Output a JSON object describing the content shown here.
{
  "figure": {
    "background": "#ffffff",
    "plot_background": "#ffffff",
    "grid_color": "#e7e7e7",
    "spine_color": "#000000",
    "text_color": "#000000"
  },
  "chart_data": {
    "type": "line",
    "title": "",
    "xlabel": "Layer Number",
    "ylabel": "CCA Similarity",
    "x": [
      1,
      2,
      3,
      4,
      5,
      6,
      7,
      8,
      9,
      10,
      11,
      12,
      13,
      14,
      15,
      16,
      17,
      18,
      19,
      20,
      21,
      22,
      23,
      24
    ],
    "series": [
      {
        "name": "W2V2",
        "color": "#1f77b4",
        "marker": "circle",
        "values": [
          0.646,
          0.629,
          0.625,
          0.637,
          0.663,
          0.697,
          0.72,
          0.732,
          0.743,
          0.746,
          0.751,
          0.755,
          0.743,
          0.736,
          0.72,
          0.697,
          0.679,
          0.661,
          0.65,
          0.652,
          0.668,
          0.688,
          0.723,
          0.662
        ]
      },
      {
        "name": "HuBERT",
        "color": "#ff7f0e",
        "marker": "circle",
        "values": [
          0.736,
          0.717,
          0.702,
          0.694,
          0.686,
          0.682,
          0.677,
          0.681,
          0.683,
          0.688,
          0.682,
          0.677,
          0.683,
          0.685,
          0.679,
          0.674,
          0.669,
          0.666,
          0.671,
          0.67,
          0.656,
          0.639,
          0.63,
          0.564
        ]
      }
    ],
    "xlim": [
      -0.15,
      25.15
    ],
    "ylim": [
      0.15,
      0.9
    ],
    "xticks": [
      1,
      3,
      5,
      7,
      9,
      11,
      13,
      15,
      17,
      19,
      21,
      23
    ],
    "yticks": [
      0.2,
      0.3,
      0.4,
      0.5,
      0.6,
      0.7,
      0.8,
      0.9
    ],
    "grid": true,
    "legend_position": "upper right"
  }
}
##########
Written request » Compute the number of lines above that contain the string "ffffff". Reply with that value only.

Written reply » 2